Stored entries

-*-*-

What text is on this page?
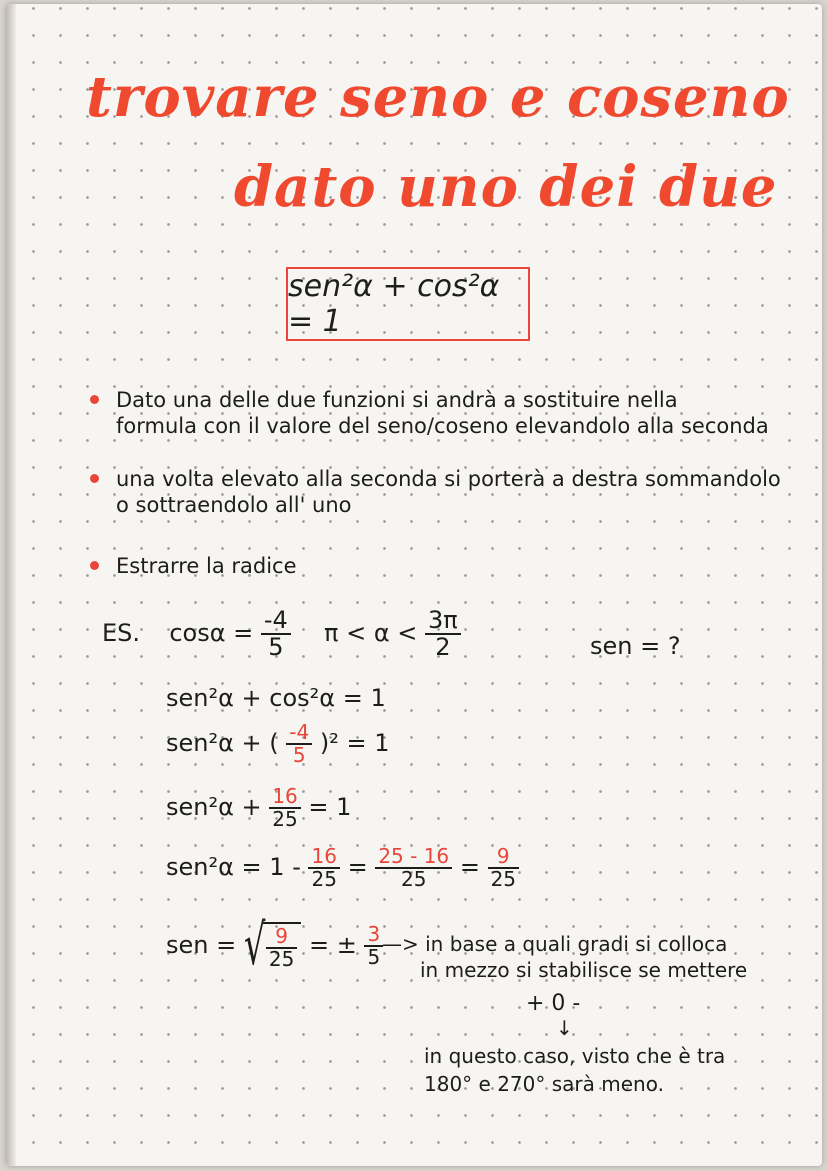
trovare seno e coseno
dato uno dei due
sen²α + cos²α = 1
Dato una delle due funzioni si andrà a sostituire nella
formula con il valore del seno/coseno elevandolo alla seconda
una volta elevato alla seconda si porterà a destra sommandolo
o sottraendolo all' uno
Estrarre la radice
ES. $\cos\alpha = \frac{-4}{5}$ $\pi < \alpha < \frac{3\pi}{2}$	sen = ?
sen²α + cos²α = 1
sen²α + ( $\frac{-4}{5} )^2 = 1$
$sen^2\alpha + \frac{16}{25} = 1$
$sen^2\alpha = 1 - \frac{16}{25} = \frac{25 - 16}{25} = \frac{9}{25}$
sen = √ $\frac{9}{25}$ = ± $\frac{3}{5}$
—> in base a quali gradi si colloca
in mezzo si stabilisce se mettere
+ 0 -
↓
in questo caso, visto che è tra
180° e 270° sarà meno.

-*-*-

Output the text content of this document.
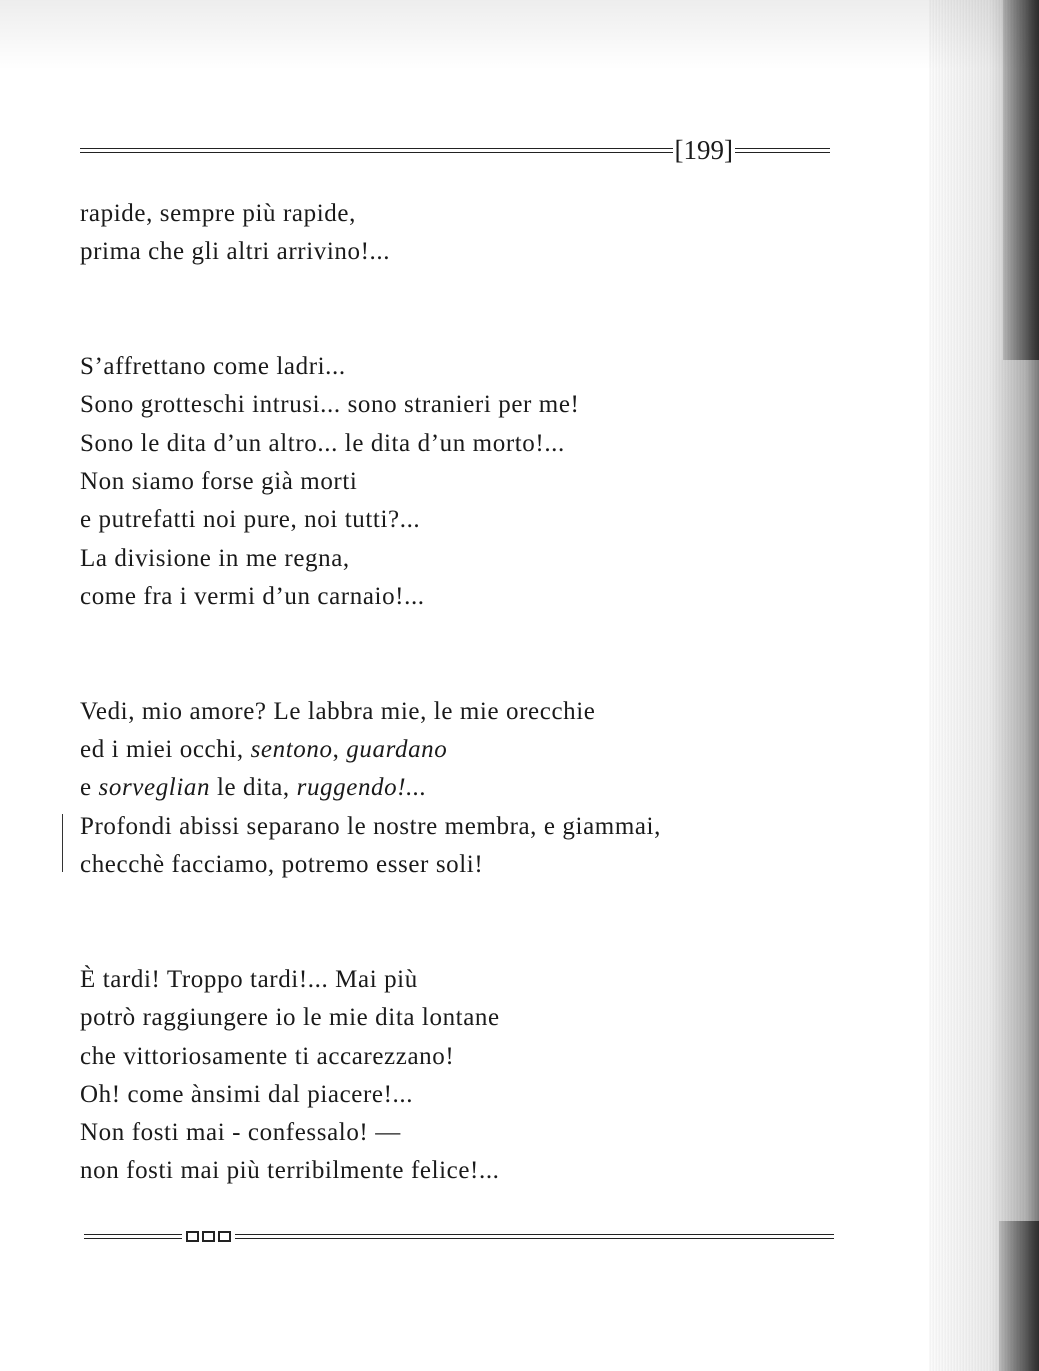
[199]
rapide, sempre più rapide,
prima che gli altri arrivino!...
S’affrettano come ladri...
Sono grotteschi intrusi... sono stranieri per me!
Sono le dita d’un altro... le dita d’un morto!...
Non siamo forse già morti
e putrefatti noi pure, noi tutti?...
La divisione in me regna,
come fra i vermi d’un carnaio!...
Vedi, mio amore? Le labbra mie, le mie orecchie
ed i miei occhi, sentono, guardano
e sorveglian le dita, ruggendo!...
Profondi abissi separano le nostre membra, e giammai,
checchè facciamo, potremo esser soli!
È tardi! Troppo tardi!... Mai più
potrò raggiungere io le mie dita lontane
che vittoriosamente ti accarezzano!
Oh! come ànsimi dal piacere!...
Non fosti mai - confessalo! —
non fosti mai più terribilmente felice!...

-*-*-

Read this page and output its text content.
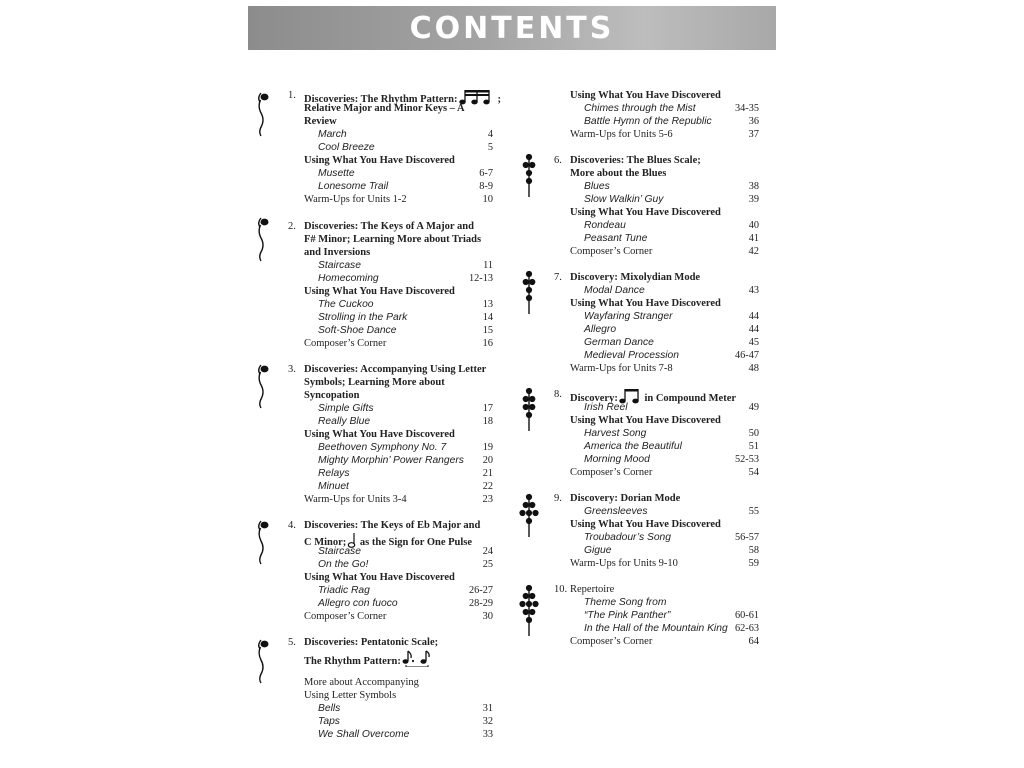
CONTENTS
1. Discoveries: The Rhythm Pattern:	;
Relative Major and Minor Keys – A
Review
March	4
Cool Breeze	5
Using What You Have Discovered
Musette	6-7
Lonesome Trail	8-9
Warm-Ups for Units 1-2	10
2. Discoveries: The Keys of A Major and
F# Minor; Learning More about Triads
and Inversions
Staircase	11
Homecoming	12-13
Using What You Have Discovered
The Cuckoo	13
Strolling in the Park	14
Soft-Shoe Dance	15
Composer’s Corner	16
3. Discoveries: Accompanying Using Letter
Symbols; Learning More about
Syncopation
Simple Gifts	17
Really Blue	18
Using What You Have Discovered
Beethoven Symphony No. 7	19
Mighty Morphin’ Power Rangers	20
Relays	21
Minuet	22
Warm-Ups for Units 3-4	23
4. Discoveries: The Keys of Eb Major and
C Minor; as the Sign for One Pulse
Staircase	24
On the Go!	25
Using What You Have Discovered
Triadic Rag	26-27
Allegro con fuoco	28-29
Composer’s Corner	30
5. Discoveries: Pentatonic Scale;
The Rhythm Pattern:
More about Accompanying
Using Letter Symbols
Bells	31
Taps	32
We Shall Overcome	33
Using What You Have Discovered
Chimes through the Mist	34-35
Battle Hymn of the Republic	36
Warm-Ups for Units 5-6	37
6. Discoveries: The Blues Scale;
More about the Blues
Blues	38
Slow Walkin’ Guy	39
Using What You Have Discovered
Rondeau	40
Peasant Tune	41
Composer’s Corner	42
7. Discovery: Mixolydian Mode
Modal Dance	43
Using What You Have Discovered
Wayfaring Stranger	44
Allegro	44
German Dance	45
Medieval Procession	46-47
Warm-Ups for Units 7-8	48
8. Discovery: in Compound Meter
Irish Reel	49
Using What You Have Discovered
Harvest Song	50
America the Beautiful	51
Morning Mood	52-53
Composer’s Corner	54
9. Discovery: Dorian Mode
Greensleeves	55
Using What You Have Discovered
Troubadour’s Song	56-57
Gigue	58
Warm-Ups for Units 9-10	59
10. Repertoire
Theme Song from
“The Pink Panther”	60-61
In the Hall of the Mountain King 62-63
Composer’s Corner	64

-*-*-

* _What you are asked to do_:
State only how many lines in the material include "Mode".

* _Solution to the problem_:
2